**What you have to do:**
Retype the data that follows line by line, exactly, and leave its pictures out.

**Dataset excerpts:**
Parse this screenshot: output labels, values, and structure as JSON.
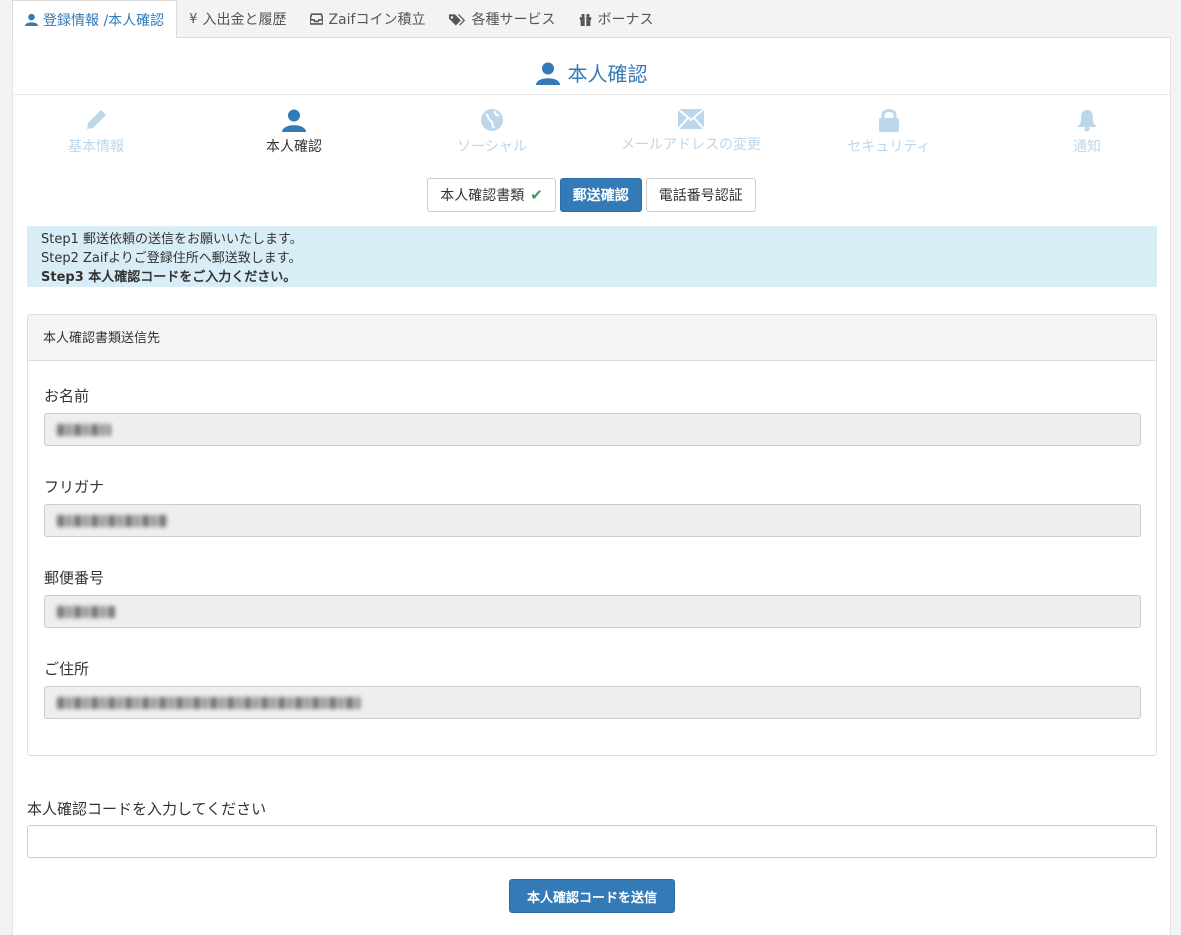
{
  "top_tabs": [
    {
      "label": "登録情報 /本人確認",
      "icon": "user-icon",
      "active": true
    },
    {
      "label": "入出金と履歴",
      "icon": "yen-icon",
      "active": false
    },
    {
      "label": "Zaifコイン積立",
      "icon": "inbox-icon",
      "active": false
    },
    {
      "label": "各種サービス",
      "icon": "tags-icon",
      "active": false
    },
    {
      "label": "ボーナス",
      "icon": "gift-icon",
      "active": false
    }
  ],
  "page": {
    "title": "本人確認",
    "title_icon": "user-icon"
  },
  "subnav": [
    {
      "label": "基本情報",
      "icon": "pencil-icon",
      "active": false
    },
    {
      "label": "本人確認",
      "icon": "user-icon",
      "active": true
    },
    {
      "label": "ソーシャル",
      "icon": "globe-icon",
      "active": false
    },
    {
      "label": "メールアドレスの変更",
      "icon": "envelope-icon",
      "active": false
    },
    {
      "label": "セキュリティ",
      "icon": "lock-icon",
      "active": false
    },
    {
      "label": "通知",
      "icon": "bell-icon",
      "active": false
    }
  ],
  "step_buttons": [
    {
      "label": "本人確認書類",
      "check": "✔",
      "active": false
    },
    {
      "label": "郵送確認",
      "active": true
    },
    {
      "label": "電話番号認証",
      "active": false
    }
  ],
  "info": {
    "step1": "Step1 郵送依頼の送信をお願いいたします。",
    "step2": "Step2 Zaifよりご登録住所へ郵送致します。",
    "step3": "Step3 本人確認コードをご入力ください。"
  },
  "card": {
    "title": "本人確認書類送信先",
    "fields": [
      {
        "label": "お名前"
      },
      {
        "label": "フリガナ"
      },
      {
        "label": "郵便番号"
      },
      {
        "label": "ご住所"
      }
    ]
  },
  "code": {
    "label": "本人確認コードを入力してください",
    "value": "",
    "submit_label": "本人確認コードを送信"
  },
  "colors": {
    "accent": "#337ab7",
    "info_bg": "#d9edf7",
    "inactive_nav": "#bcd6ea",
    "check": "#3c9a5f"
  }
}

**Task result:**
Parse this screenshot: output labels, values, and structure as JSON.
{
  "top_tabs": [
    {
      "label": "登録情報 /本人確認",
      "icon": "user-icon",
      "active": true
    },
    {
      "label": "入出金と履歴",
      "icon": "yen-icon",
      "active": false
    },
    {
      "label": "Zaifコイン積立",
      "icon": "inbox-icon",
      "active": false
    },
    {
      "label": "各種サービス",
      "icon": "tags-icon",
      "active": false
    },
    {
      "label": "ボーナス",
      "icon": "gift-icon",
      "active": false
    }
  ],
  "page": {
    "title": "本人確認",
    "title_icon": "user-icon"
  },
  "subnav": [
    {
      "label": "基本情報",
      "icon": "pencil-icon",
      "active": false
    },
    {
      "label": "本人確認",
      "icon": "user-icon",
      "active": true
    },
    {
      "label": "ソーシャル",
      "icon": "globe-icon",
      "active": false
    },
    {
      "label": "メールアドレスの変更",
      "icon": "envelope-icon",
      "active": false
    },
    {
      "label": "セキュリティ",
      "icon": "lock-icon",
      "active": false
    },
    {
      "label": "通知",
      "icon": "bell-icon",
      "active": false
    }
  ],
  "step_buttons": [
    {
      "label": "本人確認書類",
      "check": "✔",
      "active": false
    },
    {
      "label": "郵送確認",
      "active": true
    },
    {
      "label": "電話番号認証",
      "active": false
    }
  ],
  "info": {
    "step1": "Step1 郵送依頼の送信をお願いいたします。",
    "step2": "Step2 Zaifよりご登録住所へ郵送致します。",
    "step3": "Step3 本人確認コードをご入力ください。"
  },
  "card": {
    "title": "本人確認書類送信先",
    "fields": [
      {
        "label": "お名前"
      },
      {
        "label": "フリガナ"
      },
      {
        "label": "郵便番号"
      },
      {
        "label": "ご住所"
      }
    ]
  },
  "code": {
    "label": "本人確認コードを入力してください",
    "value": "",
    "submit_label": "本人確認コードを送信"
  },
  "colors": {
    "accent": "#337ab7",
    "info_bg": "#d9edf7",
    "inactive_nav": "#bcd6ea",
    "check": "#3c9a5f"
  }
}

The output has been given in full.